Extracted records
━━━━━━━━━━━━━━━━━━━━

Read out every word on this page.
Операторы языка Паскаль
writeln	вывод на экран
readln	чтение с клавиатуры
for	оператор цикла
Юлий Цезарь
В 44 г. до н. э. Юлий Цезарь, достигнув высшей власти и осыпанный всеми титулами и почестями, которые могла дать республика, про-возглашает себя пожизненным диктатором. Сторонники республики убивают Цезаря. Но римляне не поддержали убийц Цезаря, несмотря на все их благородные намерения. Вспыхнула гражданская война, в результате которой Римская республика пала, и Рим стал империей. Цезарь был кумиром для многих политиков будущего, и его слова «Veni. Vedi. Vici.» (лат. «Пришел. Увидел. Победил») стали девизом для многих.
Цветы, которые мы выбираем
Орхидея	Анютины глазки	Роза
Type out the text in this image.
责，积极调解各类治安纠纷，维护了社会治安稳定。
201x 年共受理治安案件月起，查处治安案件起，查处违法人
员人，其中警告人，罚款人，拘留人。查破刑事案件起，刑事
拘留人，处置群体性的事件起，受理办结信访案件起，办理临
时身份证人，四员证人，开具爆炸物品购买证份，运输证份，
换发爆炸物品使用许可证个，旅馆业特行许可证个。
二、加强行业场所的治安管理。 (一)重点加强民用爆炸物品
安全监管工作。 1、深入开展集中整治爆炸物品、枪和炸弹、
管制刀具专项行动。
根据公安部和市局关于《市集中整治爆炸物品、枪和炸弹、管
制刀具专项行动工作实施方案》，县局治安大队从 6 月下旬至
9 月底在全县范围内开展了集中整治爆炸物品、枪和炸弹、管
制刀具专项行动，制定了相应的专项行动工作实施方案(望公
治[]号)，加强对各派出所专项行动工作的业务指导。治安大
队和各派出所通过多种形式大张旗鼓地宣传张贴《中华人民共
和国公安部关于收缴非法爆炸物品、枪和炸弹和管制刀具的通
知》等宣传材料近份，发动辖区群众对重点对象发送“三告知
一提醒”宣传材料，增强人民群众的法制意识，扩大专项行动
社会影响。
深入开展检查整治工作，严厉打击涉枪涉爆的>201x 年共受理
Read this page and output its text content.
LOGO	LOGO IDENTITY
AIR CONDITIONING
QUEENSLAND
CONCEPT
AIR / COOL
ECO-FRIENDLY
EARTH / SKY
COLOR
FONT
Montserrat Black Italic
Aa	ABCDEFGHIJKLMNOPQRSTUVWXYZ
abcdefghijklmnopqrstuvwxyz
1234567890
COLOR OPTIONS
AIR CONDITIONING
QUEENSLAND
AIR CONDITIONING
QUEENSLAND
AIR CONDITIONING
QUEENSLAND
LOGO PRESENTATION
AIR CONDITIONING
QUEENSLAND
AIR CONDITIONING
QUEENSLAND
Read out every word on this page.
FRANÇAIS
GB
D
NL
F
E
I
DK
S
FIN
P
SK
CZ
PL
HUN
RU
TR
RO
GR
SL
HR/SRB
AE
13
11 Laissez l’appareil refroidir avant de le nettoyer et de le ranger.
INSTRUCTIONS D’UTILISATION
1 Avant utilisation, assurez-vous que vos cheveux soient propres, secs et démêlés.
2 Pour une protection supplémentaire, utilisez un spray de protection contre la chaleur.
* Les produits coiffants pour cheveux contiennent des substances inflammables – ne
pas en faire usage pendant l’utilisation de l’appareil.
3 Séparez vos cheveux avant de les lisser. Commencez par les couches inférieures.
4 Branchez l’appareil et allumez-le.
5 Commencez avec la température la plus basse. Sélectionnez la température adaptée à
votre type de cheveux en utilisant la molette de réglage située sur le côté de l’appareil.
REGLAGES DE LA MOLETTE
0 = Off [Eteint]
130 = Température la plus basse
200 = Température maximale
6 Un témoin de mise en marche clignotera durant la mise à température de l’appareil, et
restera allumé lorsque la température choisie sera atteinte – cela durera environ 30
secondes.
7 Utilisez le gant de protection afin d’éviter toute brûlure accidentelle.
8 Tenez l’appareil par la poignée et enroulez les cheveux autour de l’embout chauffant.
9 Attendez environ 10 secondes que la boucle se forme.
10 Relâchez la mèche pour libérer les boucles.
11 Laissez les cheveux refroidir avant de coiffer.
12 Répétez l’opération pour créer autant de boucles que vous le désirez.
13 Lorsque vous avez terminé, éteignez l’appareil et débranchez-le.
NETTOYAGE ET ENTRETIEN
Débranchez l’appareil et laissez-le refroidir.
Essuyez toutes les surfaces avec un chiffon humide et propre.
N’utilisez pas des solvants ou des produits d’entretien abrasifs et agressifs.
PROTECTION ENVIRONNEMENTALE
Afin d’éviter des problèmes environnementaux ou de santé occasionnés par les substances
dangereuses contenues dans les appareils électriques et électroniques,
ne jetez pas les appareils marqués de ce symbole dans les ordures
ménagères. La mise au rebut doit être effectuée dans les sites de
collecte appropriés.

━━━━━━━━━━━━━━━━━━━━

EXERCISE AIM:
Return every record, word for word.

ANSWER FOR THIS EXERCISE:
Read out every word on this page.
Операторы языка Паскаль
writeln	вывод на экран
readln	чтение с клавиатуры
for	оператор цикла
Юлий Цезарь
В 44 г. до н. э. Юлий Цезарь, достигнув высшей власти и осыпанный всеми титулами и почестями, которые могла дать республика, про-возглашает себя пожизненным диктатором. Сторонники республики убивают Цезаря. Но римляне не поддержали убийц Цезаря, несмотря на все их благородные намерения. Вспыхнула гражданская война, в результате которой Римская республика пала, и Рим стал империей. Цезарь был кумиром для многих политиков будущего, и его слова «Veni. Vedi. Vici.» (лат. «Пришел. Увидел. Победил») стали девизом для многих.
Цветы, которые мы выбираем
Орхидея	Анютины глазки	Роза
Type out the text in this image.
责，积极调解各类治安纠纷，维护了社会治安稳定。
201x 年共受理治安案件月起，查处治安案件起，查处违法人
员人，其中警告人，罚款人，拘留人。查破刑事案件起，刑事
拘留人，处置群体性的事件起，受理办结信访案件起，办理临
时身份证人，四员证人，开具爆炸物品购买证份，运输证份，
换发爆炸物品使用许可证个，旅馆业特行许可证个。
二、加强行业场所的治安管理。 (一)重点加强民用爆炸物品
安全监管工作。 1、深入开展集中整治爆炸物品、枪和炸弹、
管制刀具专项行动。
根据公安部和市局关于《市集中整治爆炸物品、枪和炸弹、管
制刀具专项行动工作实施方案》，县局治安大队从 6 月下旬至
9 月底在全县范围内开展了集中整治爆炸物品、枪和炸弹、管
制刀具专项行动，制定了相应的专项行动工作实施方案(望公
治[]号)，加强对各派出所专项行动工作的业务指导。治安大
队和各派出所通过多种形式大张旗鼓地宣传张贴《中华人民共
和国公安部关于收缴非法爆炸物品、枪和炸弹和管制刀具的通
知》等宣传材料近份，发动辖区群众对重点对象发送“三告知
一提醒”宣传材料，增强人民群众的法制意识，扩大专项行动
社会影响。
深入开展检查整治工作，严厉打击涉枪涉爆的>201x 年共受理
Read this page and output its text content.
LOGO	LOGO IDENTITY
AIR CONDITIONING
QUEENSLAND
CONCEPT
AIR / COOL
ECO-FRIENDLY
EARTH / SKY
COLOR
FONT
Montserrat Black Italic
Aa	ABCDEFGHIJKLMNOPQRSTUVWXYZ
abcdefghijklmnopqrstuvwxyz
1234567890
COLOR OPTIONS
AIR CONDITIONING
QUEENSLAND
AIR CONDITIONING
QUEENSLAND
AIR CONDITIONING
QUEENSLAND
LOGO PRESENTATION
AIR CONDITIONING
QUEENSLAND
AIR CONDITIONING
QUEENSLAND
Read out every word on this page.
FRANÇAIS
GB
D
NL
F
E
I
DK
S
FIN
P
SK
CZ
PL
HUN
RU
TR
RO
GR
SL
HR/SRB
AE
13
11 Laissez l’appareil refroidir avant de le nettoyer et de le ranger.
INSTRUCTIONS D’UTILISATION
1 Avant utilisation, assurez-vous que vos cheveux soient propres, secs et démêlés.
2 Pour une protection supplémentaire, utilisez un spray de protection contre la chaleur.
* Les produits coiffants pour cheveux contiennent des substances inflammables – ne
pas en faire usage pendant l’utilisation de l’appareil.
3 Séparez vos cheveux avant de les lisser. Commencez par les couches inférieures.
4 Branchez l’appareil et allumez-le.
5 Commencez avec la température la plus basse. Sélectionnez la température adaptée à
votre type de cheveux en utilisant la molette de réglage située sur le côté de l’appareil.
REGLAGES DE LA MOLETTE
0 = Off [Eteint]
130 = Température la plus basse
200 = Température maximale
6 Un témoin de mise en marche clignotera durant la mise à température de l’appareil, et
restera allumé lorsque la température choisie sera atteinte – cela durera environ 30
secondes.
7 Utilisez le gant de protection afin d’éviter toute brûlure accidentelle.
8 Tenez l’appareil par la poignée et enroulez les cheveux autour de l’embout chauffant.
9 Attendez environ 10 secondes que la boucle se forme.
10 Relâchez la mèche pour libérer les boucles.
11 Laissez les cheveux refroidir avant de coiffer.
12 Répétez l’opération pour créer autant de boucles que vous le désirez.
13 Lorsque vous avez terminé, éteignez l’appareil et débranchez-le.
NETTOYAGE ET ENTRETIEN
Débranchez l’appareil et laissez-le refroidir.
Essuyez toutes les surfaces avec un chiffon humide et propre.
N’utilisez pas des solvants ou des produits d’entretien abrasifs et agressifs.
PROTECTION ENVIRONNEMENTALE
Afin d’éviter des problèmes environnementaux ou de santé occasionnés par les substances
dangereuses contenues dans les appareils électriques et électroniques,
ne jetez pas les appareils marqués de ce symbole dans les ordures
ménagères. La mise au rebut doit être effectuée dans les sites de
collecte appropriés.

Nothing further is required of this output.